_EXERCISE AIM_
Quote the listing below in full and exactly as written, but omit every picture.

>> START EXCERPTED DATA

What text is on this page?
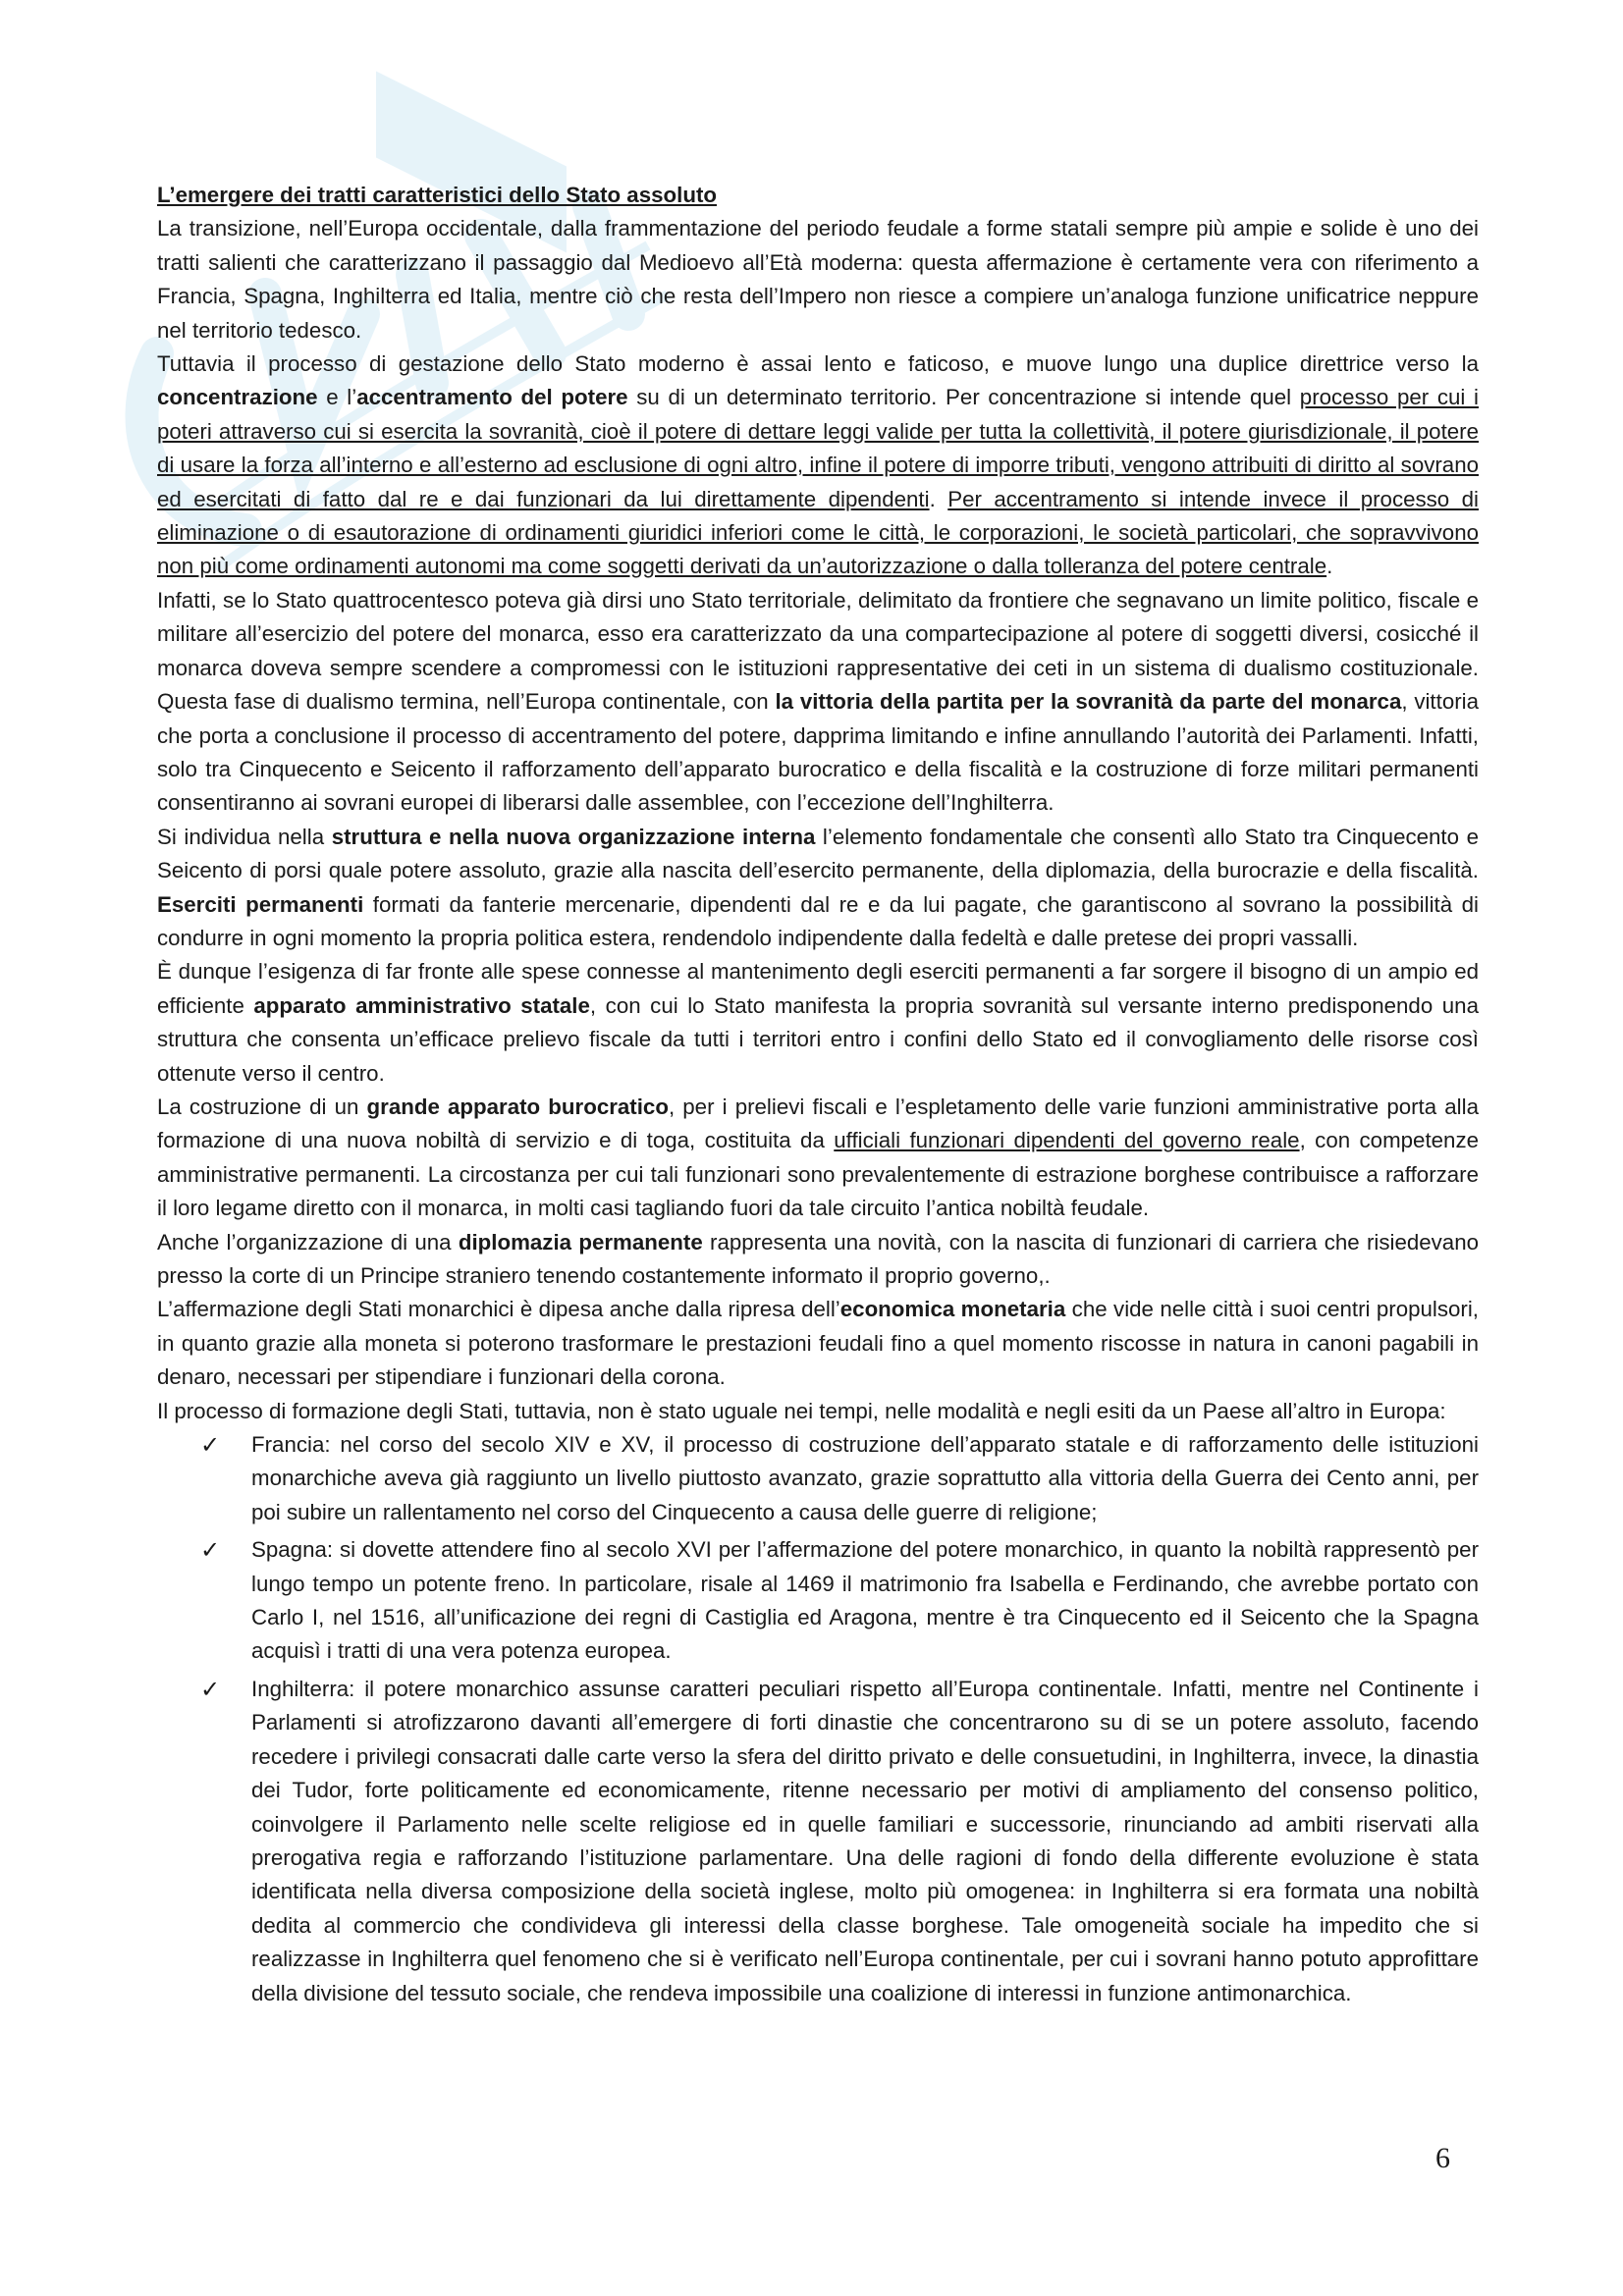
L’emergere dei tratti caratteristici dello Stato assoluto

La transizione, nell’Europa occidentale, dalla frammentazione del periodo feudale a forme statali sempre più ampie e solide è uno dei tratti salienti che caratterizzano il passaggio dal Medioevo all’Età moderna: questa affermazione è certamente vera con riferimento a Francia, Spagna, Inghilterra ed Italia, mentre ciò che resta dell’Impero non riesce a compiere un’analoga funzione unificatrice neppure nel territorio tedesco.

Tuttavia il processo di gestazione dello Stato moderno è assai lento e faticoso, e muove lungo una duplice direttrice verso la concentrazione e l’accentramento del potere su di un determinato territorio. Per concentrazione si intende quel processo per cui i poteri attraverso cui si esercita la sovranità, cioè il potere di dettare leggi valide per tutta la collettività, il potere giurisdizionale, il potere di usare la forza all’interno e all’esterno ad esclusione di ogni altro, infine il potere di imporre tributi, vengono attribuiti di diritto al sovrano ed esercitati di fatto dal re e dai funzionari da lui direttamente dipendenti. Per accentramento si intende invece il processo di eliminazione o di esautorazione di ordinamenti giuridici inferiori come le città, le corporazioni, le società particolari, che sopravvivono non più come ordinamenti autonomi ma come soggetti derivati da un’autorizzazione o dalla tolleranza del potere centrale.

Infatti, se lo Stato quattrocentesco poteva già dirsi uno Stato territoriale, delimitato da frontiere che segnavano un limite politico, fiscale e militare all’esercizio del potere del monarca, esso era caratterizzato da una compartecipazione al potere di soggetti diversi, cosicché il monarca doveva sempre scendere a compromessi con le istituzioni rappresentative dei ceti in un sistema di dualismo costituzionale. Questa fase di dualismo termina, nell’Europa continentale, con la vittoria della partita per la sovranità da parte del monarca, vittoria che porta a conclusione il processo di accentramento del potere, dapprima limitando e infine annullando l’autorità dei Parlamenti. Infatti, solo tra Cinquecento e Seicento il rafforzamento dell’apparato burocratico e della fiscalità e la costruzione di forze militari permanenti consentiranno ai sovrani europei di liberarsi dalle assemblee, con l’eccezione dell’Inghilterra.

Si individua nella struttura e nella nuova organizzazione interna l’elemento fondamentale che consentì allo Stato tra Cinquecento e Seicento di porsi quale potere assoluto, grazie alla nascita dell’esercito permanente, della diplomazia, della burocrazie e della fiscalità. Eserciti permanenti formati da fanterie mercenarie, dipendenti dal re e da lui pagate, che garantiscono al sovrano la possibilità di condurre in ogni momento la propria politica estera, rendendolo indipendente dalla fedeltà e dalle pretese dei propri vassalli.

È dunque l’esigenza di far fronte alle spese connesse al mantenimento degli eserciti permanenti a far sorgere il bisogno di un ampio ed efficiente apparato amministrativo statale, con cui lo Stato manifesta la propria sovranità sul versante interno predisponendo una struttura che consenta un’efficace prelievo fiscale da tutti i territori entro i confini dello Stato ed il convogliamento delle risorse così ottenute verso il centro.

La costruzione di un grande apparato burocratico, per i prelievi fiscali e l’espletamento delle varie funzioni amministrative porta alla formazione di una nuova nobiltà di servizio e di toga, costituita da ufficiali funzionari dipendenti del governo reale, con competenze amministrative permanenti. La circostanza per cui tali funzionari sono prevalentemente di estrazione borghese contribuisce a rafforzare il loro legame diretto con il monarca, in molti casi tagliando fuori da tale circuito l’antica nobiltà feudale.

Anche l’organizzazione di una diplomazia permanente rappresenta una novità, con la nascita di funzionari di carriera che risiedevano presso la corte di un Principe straniero tenendo costantemente informato il proprio governo,.

L’affermazione degli Stati monarchici è dipesa anche dalla ripresa dell’economica monetaria che vide nelle città i suoi centri propulsori, in quanto grazie alla moneta si poterono trasformare le prestazioni feudali fino a quel momento riscosse in natura in canoni pagabili in denaro, necessari per stipendiare i funzionari della corona.

Il processo di formazione degli Stati, tuttavia, non è stato uguale nei tempi, nelle modalità e negli esiti da un Paese all’altro in Europa:

✓ Francia: nel corso del secolo XIV e XV, il processo di costruzione dell’apparato statale e di rafforzamento delle istituzioni monarchiche aveva già raggiunto un livello piuttosto avanzato, grazie soprattutto alla vittoria della Guerra dei Cento anni, per poi subire un rallentamento nel corso del Cinquecento a causa delle guerre di religione;
✓ Spagna: si dovette attendere fino al secolo XVI per l’affermazione del potere monarchico, in quanto la nobiltà rappresentò per lungo tempo un potente freno. In particolare, risale al 1469 il matrimonio fra Isabella e Ferdinando, che avrebbe portato con Carlo I, nel 1516, all’unificazione dei regni di Castiglia ed Aragona, mentre è tra Cinquecento ed il Seicento che la Spagna acquisì i tratti di una vera potenza europea.
✓ Inghilterra: il potere monarchico assunse caratteri peculiari rispetto all’Europa continentale. Infatti, mentre nel Continente i Parlamenti si atrofizzarono davanti all’emergere di forti dinastie che concentrarono su di se un potere assoluto, facendo recedere i privilegi consacrati dalle carte verso la sfera del diritto privato e delle consuetudini, in Inghilterra, invece, la dinastia dei Tudor, forte politicamente ed economicamente, ritenne necessario per motivi di ampliamento del consenso politico, coinvolgere il Parlamento nelle scelte religiose ed in quelle familiari e successorie, rinunciando ad ambiti riservati alla prerogativa regia e rafforzando l’istituzione parlamentare. Una delle ragioni di fondo della differente evoluzione è stata identificata nella diversa composizione della società inglese, molto più omogenea: in Inghilterra si era formata una nobiltà dedita al commercio che condivideva gli interessi della classe borghese. Tale omogeneità sociale ha impedito che si realizzasse in Inghilterra quel fenomeno che si è verificato nell’Europa continentale, per cui i sovrani hanno potuto approfittare della divisione del tessuto sociale, che rendeva impossibile una coalizione di interessi in funzione antimonarchica.
6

>> END EXCERPTED DATA

_COMPLETE RESPONSE_
What text is on this page?
L’emergere dei tratti caratteristici dello Stato assoluto

La transizione, nell’Europa occidentale, dalla frammentazione del periodo feudale a forme statali sempre più ampie e solide è uno dei tratti salienti che caratterizzano il passaggio dal Medioevo all’Età moderna: questa affermazione è certamente vera con riferimento a Francia, Spagna, Inghilterra ed Italia, mentre ciò che resta dell’Impero non riesce a compiere un’analoga funzione unificatrice neppure nel territorio tedesco.

Tuttavia il processo di gestazione dello Stato moderno è assai lento e faticoso, e muove lungo una duplice direttrice verso la concentrazione e l’accentramento del potere su di un determinato territorio. Per concentrazione si intende quel processo per cui i poteri attraverso cui si esercita la sovranità, cioè il potere di dettare leggi valide per tutta la collettività, il potere giurisdizionale, il potere di usare la forza all’interno e all’esterno ad esclusione di ogni altro, infine il potere di imporre tributi, vengono attribuiti di diritto al sovrano ed esercitati di fatto dal re e dai funzionari da lui direttamente dipendenti. Per accentramento si intende invece il processo di eliminazione o di esautorazione di ordinamenti giuridici inferiori come le città, le corporazioni, le società particolari, che sopravvivono non più come ordinamenti autonomi ma come soggetti derivati da un’autorizzazione o dalla tolleranza del potere centrale.

Infatti, se lo Stato quattrocentesco poteva già dirsi uno Stato territoriale, delimitato da frontiere che segnavano un limite politico, fiscale e militare all’esercizio del potere del monarca, esso era caratterizzato da una compartecipazione al potere di soggetti diversi, cosicché il monarca doveva sempre scendere a compromessi con le istituzioni rappresentative dei ceti in un sistema di dualismo costituzionale. Questa fase di dualismo termina, nell’Europa continentale, con la vittoria della partita per la sovranità da parte del monarca, vittoria che porta a conclusione il processo di accentramento del potere, dapprima limitando e infine annullando l’autorità dei Parlamenti. Infatti, solo tra Cinquecento e Seicento il rafforzamento dell’apparato burocratico e della fiscalità e la costruzione di forze militari permanenti consentiranno ai sovrani europei di liberarsi dalle assemblee, con l’eccezione dell’Inghilterra.

Si individua nella struttura e nella nuova organizzazione interna l’elemento fondamentale che consentì allo Stato tra Cinquecento e Seicento di porsi quale potere assoluto, grazie alla nascita dell’esercito permanente, della diplomazia, della burocrazie e della fiscalità. Eserciti permanenti formati da fanterie mercenarie, dipendenti dal re e da lui pagate, che garantiscono al sovrano la possibilità di condurre in ogni momento la propria politica estera, rendendolo indipendente dalla fedeltà e dalle pretese dei propri vassalli.

È dunque l’esigenza di far fronte alle spese connesse al mantenimento degli eserciti permanenti a far sorgere il bisogno di un ampio ed efficiente apparato amministrativo statale, con cui lo Stato manifesta la propria sovranità sul versante interno predisponendo una struttura che consenta un’efficace prelievo fiscale da tutti i territori entro i confini dello Stato ed il convogliamento delle risorse così ottenute verso il centro.

La costruzione di un grande apparato burocratico, per i prelievi fiscali e l’espletamento delle varie funzioni amministrative porta alla formazione di una nuova nobiltà di servizio e di toga, costituita da ufficiali funzionari dipendenti del governo reale, con competenze amministrative permanenti. La circostanza per cui tali funzionari sono prevalentemente di estrazione borghese contribuisce a rafforzare il loro legame diretto con il monarca, in molti casi tagliando fuori da tale circuito l’antica nobiltà feudale.

Anche l’organizzazione di una diplomazia permanente rappresenta una novità, con la nascita di funzionari di carriera che risiedevano presso la corte di un Principe straniero tenendo costantemente informato il proprio governo,.

L’affermazione degli Stati monarchici è dipesa anche dalla ripresa dell’economica monetaria che vide nelle città i suoi centri propulsori, in quanto grazie alla moneta si poterono trasformare le prestazioni feudali fino a quel momento riscosse in natura in canoni pagabili in denaro, necessari per stipendiare i funzionari della corona.

Il processo di formazione degli Stati, tuttavia, non è stato uguale nei tempi, nelle modalità e negli esiti da un Paese all’altro in Europa:

✓ Francia: nel corso del secolo XIV e XV, il processo di costruzione dell’apparato statale e di rafforzamento delle istituzioni monarchiche aveva già raggiunto un livello piuttosto avanzato, grazie soprattutto alla vittoria della Guerra dei Cento anni, per poi subire un rallentamento nel corso del Cinquecento a causa delle guerre di religione;
✓ Spagna: si dovette attendere fino al secolo XVI per l’affermazione del potere monarchico, in quanto la nobiltà rappresentò per lungo tempo un potente freno. In particolare, risale al 1469 il matrimonio fra Isabella e Ferdinando, che avrebbe portato con Carlo I, nel 1516, all’unificazione dei regni di Castiglia ed Aragona, mentre è tra Cinquecento ed il Seicento che la Spagna acquisì i tratti di una vera potenza europea.
✓ Inghilterra: il potere monarchico assunse caratteri peculiari rispetto all’Europa continentale. Infatti, mentre nel Continente i Parlamenti si atrofizzarono davanti all’emergere di forti dinastie che concentrarono su di se un potere assoluto, facendo recedere i privilegi consacrati dalle carte verso la sfera del diritto privato e delle consuetudini, in Inghilterra, invece, la dinastia dei Tudor, forte politicamente ed economicamente, ritenne necessario per motivi di ampliamento del consenso politico, coinvolgere il Parlamento nelle scelte religiose ed in quelle familiari e successorie, rinunciando ad ambiti riservati alla prerogativa regia e rafforzando l’istituzione parlamentare. Una delle ragioni di fondo della differente evoluzione è stata identificata nella diversa composizione della società inglese, molto più omogenea: in Inghilterra si era formata una nobiltà dedita al commercio che condivideva gli interessi della classe borghese. Tale omogeneità sociale ha impedito che si realizzasse in Inghilterra quel fenomeno che si è verificato nell’Europa continentale, per cui i sovrani hanno potuto approfittare della divisione del tessuto sociale, che rendeva impossibile una coalizione di interessi in funzione antimonarchica.
6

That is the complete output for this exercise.